> [DIRECTIONS FOR THIS TASK]
Check each line of the records below for the word "LISTINGS" and copy those where it appears.

Records from a data collection:
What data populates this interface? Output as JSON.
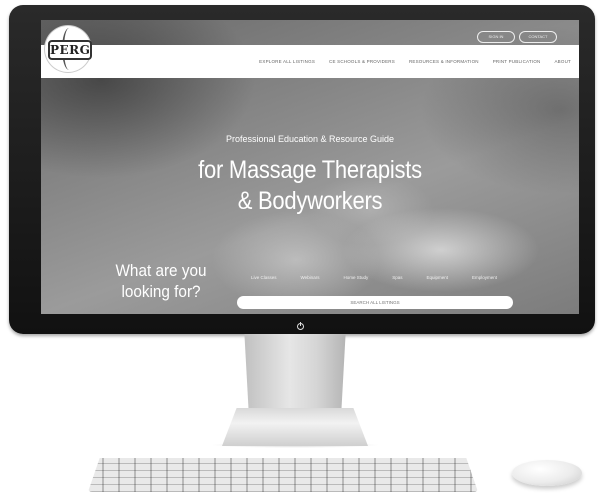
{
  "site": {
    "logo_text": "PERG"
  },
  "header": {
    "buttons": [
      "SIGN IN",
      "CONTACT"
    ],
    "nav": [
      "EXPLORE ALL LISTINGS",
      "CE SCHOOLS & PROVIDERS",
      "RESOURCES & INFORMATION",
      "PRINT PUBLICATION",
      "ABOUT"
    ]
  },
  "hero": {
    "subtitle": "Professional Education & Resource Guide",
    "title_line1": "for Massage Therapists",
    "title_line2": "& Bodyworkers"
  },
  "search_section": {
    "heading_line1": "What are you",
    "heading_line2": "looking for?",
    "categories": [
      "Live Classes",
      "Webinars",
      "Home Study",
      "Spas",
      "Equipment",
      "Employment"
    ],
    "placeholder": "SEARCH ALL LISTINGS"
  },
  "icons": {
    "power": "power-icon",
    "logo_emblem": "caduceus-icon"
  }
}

==

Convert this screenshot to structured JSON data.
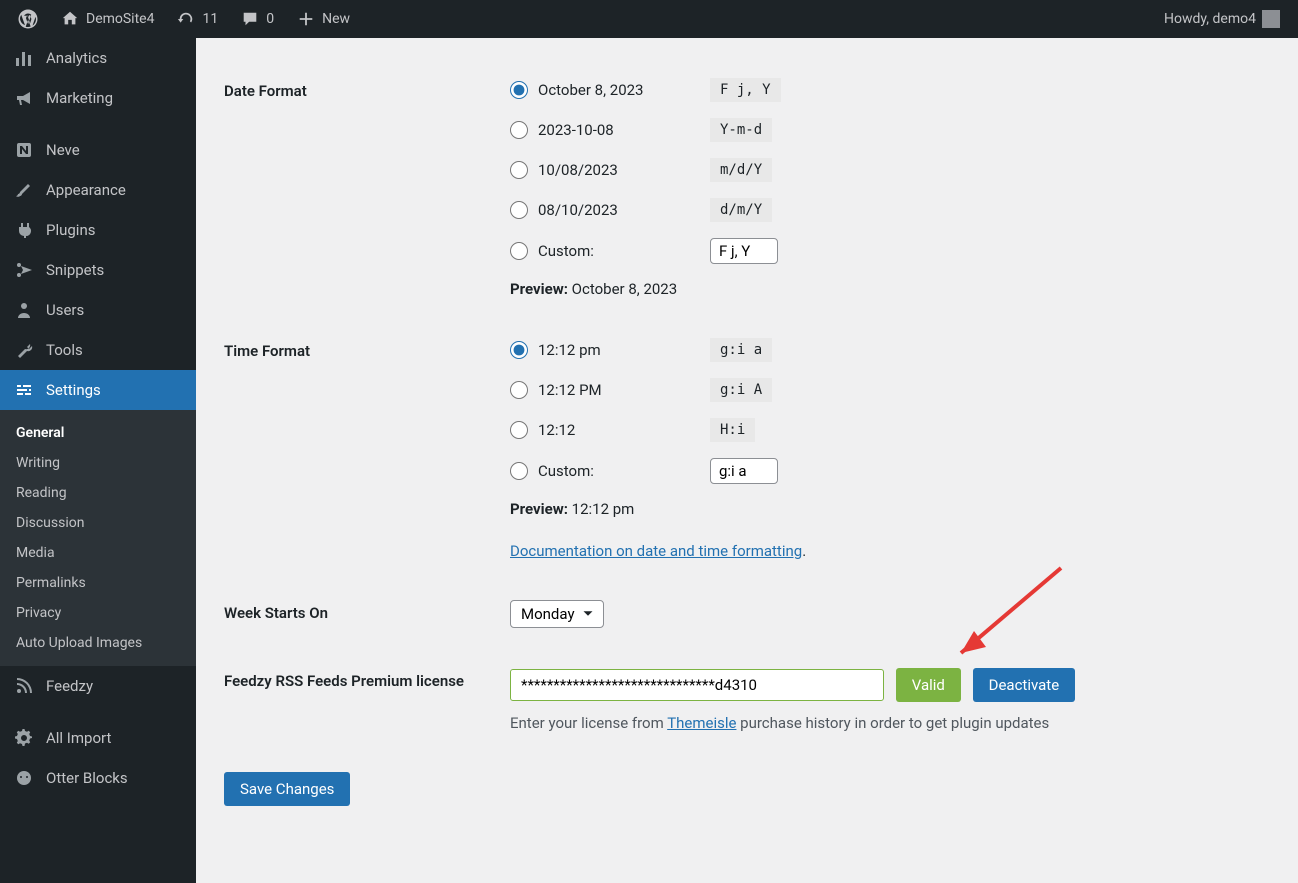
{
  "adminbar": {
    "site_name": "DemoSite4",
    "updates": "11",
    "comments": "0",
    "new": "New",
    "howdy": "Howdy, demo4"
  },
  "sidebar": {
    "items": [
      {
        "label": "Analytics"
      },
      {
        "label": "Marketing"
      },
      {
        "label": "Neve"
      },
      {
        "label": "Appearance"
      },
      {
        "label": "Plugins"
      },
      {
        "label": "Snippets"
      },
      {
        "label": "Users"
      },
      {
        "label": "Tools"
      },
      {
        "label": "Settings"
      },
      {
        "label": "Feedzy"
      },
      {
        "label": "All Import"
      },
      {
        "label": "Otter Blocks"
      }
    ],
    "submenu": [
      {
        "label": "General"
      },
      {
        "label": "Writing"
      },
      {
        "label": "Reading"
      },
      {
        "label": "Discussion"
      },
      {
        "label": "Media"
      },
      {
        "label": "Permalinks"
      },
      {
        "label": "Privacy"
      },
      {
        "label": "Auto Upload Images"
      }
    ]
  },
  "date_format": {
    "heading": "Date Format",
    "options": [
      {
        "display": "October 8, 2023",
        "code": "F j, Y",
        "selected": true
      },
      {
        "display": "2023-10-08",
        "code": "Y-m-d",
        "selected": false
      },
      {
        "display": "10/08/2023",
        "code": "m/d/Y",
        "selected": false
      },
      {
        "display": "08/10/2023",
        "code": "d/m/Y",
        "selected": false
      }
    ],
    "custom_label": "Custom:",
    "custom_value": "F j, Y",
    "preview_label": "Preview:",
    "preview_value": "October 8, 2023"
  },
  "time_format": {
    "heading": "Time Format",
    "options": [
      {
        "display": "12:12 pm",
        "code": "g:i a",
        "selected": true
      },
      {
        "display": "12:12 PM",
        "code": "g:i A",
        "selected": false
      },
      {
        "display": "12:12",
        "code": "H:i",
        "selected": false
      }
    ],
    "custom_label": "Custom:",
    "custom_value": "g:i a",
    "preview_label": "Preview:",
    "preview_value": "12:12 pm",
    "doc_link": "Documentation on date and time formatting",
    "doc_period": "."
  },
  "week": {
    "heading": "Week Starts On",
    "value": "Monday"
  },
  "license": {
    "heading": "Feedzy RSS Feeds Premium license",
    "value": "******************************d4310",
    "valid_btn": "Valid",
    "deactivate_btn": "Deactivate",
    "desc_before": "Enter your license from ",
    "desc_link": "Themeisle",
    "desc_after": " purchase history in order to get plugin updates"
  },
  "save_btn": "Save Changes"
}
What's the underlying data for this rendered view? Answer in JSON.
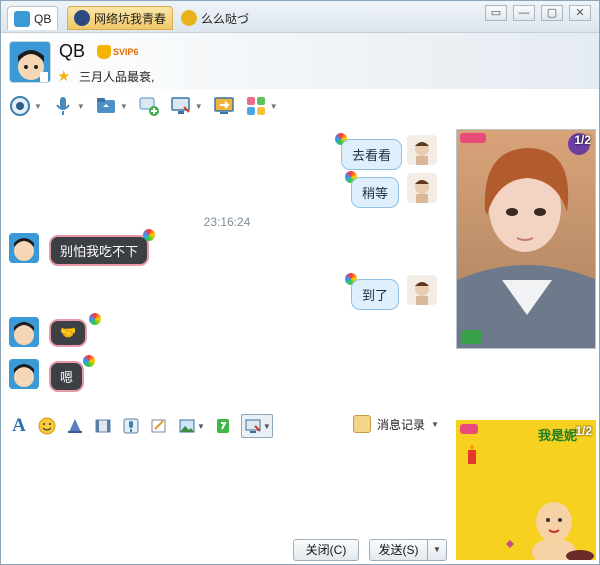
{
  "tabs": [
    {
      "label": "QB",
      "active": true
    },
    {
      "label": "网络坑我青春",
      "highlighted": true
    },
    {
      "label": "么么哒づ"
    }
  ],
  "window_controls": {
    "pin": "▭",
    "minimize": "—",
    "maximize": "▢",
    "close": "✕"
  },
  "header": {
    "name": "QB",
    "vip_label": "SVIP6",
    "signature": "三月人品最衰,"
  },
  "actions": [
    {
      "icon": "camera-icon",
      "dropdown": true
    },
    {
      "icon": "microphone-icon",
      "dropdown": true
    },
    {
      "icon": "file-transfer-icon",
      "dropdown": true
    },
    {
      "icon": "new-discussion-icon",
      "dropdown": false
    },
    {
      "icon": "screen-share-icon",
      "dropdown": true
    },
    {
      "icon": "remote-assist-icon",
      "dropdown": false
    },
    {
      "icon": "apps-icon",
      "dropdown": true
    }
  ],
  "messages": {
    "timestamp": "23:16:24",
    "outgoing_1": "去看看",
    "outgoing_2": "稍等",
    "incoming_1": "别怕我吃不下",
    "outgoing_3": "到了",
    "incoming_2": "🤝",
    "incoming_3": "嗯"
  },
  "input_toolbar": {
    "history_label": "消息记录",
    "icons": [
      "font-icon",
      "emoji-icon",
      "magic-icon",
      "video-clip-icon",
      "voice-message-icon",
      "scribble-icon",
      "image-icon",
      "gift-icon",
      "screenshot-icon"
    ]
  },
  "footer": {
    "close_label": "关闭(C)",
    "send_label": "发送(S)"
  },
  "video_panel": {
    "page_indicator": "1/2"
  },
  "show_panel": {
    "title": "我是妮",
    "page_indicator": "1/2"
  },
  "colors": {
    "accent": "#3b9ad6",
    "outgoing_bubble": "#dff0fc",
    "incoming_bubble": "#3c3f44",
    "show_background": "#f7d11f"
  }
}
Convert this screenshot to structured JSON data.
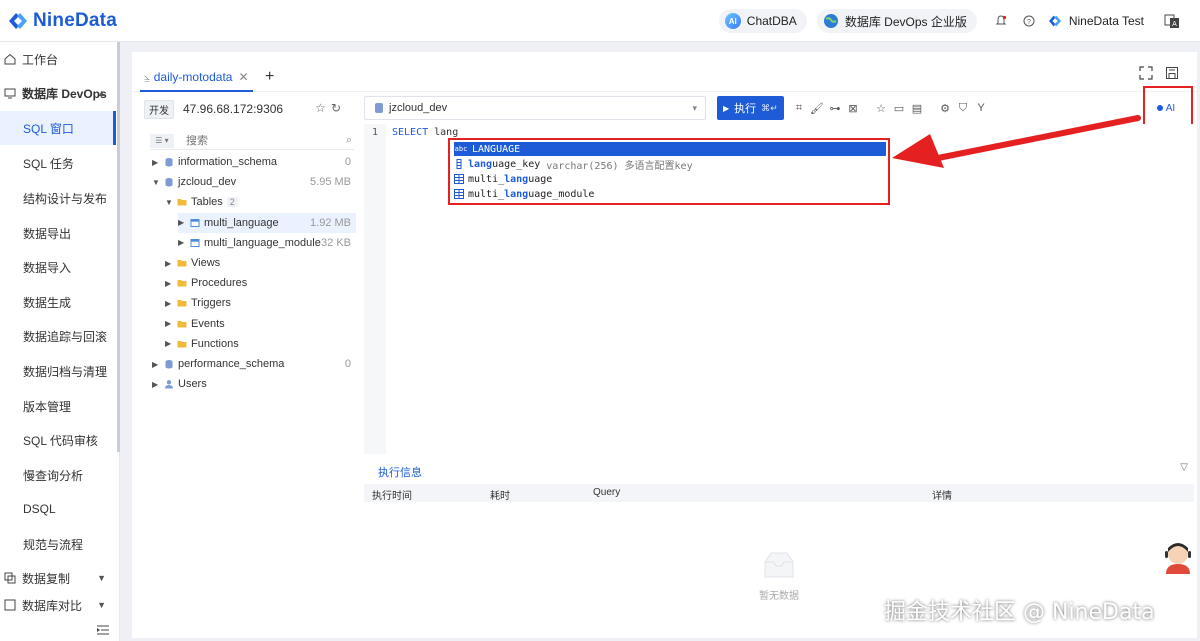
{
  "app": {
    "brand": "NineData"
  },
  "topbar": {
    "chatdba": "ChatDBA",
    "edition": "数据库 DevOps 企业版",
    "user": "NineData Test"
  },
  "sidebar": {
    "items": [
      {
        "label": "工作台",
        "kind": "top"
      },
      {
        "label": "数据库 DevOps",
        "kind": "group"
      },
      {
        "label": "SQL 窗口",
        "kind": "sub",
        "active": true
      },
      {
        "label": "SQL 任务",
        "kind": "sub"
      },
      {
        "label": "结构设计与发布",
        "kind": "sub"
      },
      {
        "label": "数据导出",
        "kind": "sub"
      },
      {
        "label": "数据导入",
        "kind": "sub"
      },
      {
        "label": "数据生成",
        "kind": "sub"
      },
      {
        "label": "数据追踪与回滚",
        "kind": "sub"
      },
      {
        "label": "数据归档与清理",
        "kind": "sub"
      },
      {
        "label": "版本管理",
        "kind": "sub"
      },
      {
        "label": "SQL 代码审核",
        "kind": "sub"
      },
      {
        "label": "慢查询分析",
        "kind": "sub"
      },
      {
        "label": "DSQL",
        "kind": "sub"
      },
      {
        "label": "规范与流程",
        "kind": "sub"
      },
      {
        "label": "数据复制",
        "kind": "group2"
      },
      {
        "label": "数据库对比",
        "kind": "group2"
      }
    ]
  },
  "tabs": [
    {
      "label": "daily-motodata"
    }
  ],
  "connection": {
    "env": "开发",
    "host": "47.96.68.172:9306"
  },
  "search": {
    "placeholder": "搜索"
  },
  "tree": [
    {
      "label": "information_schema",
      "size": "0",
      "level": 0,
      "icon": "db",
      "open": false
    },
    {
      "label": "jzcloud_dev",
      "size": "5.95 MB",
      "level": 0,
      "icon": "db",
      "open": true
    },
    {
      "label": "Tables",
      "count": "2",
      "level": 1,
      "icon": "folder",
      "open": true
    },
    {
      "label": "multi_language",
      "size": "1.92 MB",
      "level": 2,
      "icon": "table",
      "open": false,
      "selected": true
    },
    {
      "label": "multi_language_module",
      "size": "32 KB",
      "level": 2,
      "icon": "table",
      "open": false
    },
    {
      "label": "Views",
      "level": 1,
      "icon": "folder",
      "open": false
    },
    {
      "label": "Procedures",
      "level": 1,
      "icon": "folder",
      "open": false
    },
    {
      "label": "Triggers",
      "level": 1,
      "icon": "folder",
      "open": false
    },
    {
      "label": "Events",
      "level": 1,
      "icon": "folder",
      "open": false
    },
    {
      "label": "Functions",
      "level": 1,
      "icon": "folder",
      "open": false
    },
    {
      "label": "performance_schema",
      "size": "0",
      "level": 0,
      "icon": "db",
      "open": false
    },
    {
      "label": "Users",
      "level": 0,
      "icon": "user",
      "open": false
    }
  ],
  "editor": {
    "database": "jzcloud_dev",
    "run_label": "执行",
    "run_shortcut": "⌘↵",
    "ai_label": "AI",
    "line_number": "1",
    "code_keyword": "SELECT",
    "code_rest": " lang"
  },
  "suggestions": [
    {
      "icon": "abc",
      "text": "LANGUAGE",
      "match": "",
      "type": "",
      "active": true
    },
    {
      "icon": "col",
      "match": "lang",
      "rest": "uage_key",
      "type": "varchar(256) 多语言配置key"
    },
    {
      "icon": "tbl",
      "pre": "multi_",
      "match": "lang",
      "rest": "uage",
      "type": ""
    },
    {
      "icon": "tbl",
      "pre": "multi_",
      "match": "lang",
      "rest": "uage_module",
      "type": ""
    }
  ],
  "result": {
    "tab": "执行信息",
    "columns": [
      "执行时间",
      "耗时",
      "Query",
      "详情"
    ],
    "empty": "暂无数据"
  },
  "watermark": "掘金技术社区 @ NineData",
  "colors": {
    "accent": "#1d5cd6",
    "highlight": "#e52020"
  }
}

> [FINISHED ANSWER]
      "EXPLORE ALL LISTINGS",
    "placeholder": "SEARCH ALL LISTINGS"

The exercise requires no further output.